Liputan6.com, Jakarta - Aksi terorisme penembakan dan bom bunuh diri yang terjadi di Paris, Prancis pada Jumat, 13 November 2015 menimbulkan kekhawatiran bagi masyarakat Indonesia. Kekhawatiran akan teror serupa terjadi di Indonesia dianggap sangat mungkin terjadi oleh sebagian masyarakat di Indonesia.
Temuan peneliti Lingkaran Survei Indonesia (LSI) menyebutkan sebanyak 84,62 persen mayoritas publik khawatir aksi di Paris, Prancis, merembet ke Indonesia.
"Teror di Paris memiliki dampak psikologis terhadap masyarakat Indonesia. Hanya sebesar 13,19 persen yang menyatakan tak khawatir," kata peneliti LSI Fitri Hari di Jakarta, Kamis (19/11/2015).
Dia menuturkan metode survei dilakukan melalui mekanisme quick poll pada 15-17 November 2015. Ada 600 responden diambil jawabannya lewat gadget yang sudah disediakan oleh peneliti dengan aplikasi tertentu.

[Data yang diambil dari sebuah koleksi]
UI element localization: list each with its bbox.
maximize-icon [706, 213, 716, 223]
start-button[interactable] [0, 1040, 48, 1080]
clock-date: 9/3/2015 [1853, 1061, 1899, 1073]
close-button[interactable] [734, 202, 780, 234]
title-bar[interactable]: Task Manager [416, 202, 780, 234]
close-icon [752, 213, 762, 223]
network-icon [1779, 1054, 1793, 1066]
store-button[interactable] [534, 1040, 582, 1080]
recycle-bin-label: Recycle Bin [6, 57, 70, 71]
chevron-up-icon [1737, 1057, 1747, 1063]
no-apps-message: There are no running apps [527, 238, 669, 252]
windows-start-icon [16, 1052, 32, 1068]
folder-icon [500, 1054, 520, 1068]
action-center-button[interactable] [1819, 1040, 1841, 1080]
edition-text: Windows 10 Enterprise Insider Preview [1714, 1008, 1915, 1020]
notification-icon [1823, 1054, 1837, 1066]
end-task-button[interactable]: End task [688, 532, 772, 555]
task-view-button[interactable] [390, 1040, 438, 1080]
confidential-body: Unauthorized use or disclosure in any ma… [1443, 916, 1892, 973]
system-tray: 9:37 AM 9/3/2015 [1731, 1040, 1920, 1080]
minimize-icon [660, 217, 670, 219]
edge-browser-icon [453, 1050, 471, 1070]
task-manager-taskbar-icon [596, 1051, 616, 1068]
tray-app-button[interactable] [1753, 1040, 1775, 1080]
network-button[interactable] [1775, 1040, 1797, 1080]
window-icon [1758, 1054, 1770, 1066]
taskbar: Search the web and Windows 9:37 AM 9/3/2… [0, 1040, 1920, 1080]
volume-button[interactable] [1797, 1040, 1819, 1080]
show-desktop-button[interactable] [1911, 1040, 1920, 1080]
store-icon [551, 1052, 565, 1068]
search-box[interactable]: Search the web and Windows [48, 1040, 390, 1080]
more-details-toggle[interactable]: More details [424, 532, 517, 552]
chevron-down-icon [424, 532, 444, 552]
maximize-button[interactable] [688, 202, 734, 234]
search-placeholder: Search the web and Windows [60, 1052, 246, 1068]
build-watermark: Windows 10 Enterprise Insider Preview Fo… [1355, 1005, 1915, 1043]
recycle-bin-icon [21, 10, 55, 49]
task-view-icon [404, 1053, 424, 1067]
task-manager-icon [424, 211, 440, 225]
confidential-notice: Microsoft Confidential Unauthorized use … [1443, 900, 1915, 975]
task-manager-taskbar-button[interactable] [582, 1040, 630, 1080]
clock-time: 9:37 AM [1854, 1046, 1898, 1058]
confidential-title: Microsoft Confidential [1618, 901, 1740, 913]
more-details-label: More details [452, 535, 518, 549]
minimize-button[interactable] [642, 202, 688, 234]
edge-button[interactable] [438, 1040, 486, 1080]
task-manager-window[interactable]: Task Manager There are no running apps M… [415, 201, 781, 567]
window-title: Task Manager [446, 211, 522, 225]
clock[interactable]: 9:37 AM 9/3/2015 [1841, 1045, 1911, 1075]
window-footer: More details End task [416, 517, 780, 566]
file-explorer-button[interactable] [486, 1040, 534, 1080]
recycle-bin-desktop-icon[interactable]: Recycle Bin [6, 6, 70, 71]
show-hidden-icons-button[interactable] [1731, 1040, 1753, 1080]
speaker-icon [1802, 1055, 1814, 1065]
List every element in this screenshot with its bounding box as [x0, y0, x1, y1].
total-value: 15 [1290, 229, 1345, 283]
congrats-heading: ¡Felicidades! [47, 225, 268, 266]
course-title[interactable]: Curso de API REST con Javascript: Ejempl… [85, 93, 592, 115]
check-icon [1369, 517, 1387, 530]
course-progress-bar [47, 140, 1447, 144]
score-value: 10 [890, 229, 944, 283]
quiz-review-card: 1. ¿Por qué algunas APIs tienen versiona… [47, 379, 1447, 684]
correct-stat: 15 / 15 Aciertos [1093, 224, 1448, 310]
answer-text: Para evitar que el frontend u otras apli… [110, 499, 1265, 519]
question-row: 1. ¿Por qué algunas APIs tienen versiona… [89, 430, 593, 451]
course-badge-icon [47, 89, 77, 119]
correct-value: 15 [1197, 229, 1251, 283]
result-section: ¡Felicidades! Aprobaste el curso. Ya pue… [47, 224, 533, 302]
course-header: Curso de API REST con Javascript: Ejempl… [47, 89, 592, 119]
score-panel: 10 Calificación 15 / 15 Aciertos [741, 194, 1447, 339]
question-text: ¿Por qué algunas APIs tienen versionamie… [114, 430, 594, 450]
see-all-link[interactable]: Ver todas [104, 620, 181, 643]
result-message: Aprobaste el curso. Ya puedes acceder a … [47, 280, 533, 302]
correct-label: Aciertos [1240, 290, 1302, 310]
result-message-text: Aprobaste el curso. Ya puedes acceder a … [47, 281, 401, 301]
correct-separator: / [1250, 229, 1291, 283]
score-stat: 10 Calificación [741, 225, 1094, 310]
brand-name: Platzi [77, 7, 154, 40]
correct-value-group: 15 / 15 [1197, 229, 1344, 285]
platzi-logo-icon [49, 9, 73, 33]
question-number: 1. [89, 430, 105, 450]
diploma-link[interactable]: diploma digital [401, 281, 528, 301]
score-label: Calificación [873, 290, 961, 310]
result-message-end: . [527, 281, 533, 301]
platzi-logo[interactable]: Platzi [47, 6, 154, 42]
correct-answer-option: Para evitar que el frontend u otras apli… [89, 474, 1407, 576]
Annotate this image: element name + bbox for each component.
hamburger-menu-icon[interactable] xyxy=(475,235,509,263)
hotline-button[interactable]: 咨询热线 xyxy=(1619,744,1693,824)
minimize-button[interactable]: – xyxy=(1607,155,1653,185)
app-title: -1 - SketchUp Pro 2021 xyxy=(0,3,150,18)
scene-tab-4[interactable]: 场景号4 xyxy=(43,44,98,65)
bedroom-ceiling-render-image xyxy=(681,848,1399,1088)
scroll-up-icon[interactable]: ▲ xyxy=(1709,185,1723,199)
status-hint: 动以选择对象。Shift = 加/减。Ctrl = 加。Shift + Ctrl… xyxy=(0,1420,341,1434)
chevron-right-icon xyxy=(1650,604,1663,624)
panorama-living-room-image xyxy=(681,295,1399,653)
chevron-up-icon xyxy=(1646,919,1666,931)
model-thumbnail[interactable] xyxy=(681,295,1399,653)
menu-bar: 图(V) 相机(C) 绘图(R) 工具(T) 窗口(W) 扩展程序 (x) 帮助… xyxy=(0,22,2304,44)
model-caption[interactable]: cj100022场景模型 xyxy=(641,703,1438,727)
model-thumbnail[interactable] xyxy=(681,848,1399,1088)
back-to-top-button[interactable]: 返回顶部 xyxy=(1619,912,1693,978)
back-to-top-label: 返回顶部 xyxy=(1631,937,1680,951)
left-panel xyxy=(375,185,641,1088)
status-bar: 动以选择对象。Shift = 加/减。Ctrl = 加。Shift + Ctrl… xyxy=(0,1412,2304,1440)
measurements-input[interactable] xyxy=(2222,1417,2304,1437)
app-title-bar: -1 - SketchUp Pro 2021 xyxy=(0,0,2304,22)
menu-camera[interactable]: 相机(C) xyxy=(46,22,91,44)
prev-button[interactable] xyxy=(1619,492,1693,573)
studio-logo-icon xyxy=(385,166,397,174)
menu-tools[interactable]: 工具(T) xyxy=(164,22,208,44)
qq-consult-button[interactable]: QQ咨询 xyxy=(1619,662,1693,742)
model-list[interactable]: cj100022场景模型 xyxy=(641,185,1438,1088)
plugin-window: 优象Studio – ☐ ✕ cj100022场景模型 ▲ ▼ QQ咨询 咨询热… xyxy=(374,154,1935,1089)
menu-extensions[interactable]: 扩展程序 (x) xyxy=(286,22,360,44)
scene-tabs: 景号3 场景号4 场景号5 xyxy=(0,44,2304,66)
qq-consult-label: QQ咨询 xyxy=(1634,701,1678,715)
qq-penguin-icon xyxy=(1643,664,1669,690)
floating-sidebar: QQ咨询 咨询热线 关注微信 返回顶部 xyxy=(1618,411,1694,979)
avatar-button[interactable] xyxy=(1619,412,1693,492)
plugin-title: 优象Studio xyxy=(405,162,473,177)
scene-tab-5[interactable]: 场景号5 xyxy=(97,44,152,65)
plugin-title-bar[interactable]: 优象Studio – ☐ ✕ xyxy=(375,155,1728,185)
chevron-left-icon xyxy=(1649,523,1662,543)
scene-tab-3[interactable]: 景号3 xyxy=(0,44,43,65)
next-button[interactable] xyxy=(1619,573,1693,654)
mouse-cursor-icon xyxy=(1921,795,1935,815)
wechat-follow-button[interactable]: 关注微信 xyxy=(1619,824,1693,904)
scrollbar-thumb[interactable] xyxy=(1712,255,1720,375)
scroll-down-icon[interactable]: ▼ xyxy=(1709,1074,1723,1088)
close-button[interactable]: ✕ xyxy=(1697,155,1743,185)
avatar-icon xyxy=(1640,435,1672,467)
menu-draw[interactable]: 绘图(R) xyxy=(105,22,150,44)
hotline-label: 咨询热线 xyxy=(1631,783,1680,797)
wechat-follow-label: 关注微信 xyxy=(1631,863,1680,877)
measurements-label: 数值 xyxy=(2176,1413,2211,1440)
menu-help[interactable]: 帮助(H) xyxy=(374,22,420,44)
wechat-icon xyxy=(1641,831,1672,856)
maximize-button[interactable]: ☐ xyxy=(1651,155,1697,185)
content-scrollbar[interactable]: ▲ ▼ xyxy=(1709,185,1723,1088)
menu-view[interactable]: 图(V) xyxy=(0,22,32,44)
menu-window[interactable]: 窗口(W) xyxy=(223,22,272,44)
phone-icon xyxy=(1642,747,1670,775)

● **KETENTUAN TUGAS**: Ulangi kata demi kata bagian teks bacaan tentang survei kekhawatiran teror di atas, dimulai dengan "Temuan peneliti Lingkaran" dan berlanjut hingga "Jakarta, Kamis (19/11/2015).".

● **JAWABAN BERIKUT**:
Temuan peneliti Lingkaran Survei Indonesia (LSI) menyebutkan sebanyak 84,62 persen mayoritas publik khawatir aksi di Paris, Prancis, merembet ke Indonesia.
"Teror di Paris memiliki dampak psikologis terhadap masyarakat Indonesia. Hanya sebesar 13,19 persen yang menyatakan tak khawatir," kata peneliti LSI Fitri Hari di Jakarta, Kamis (19/11/2015).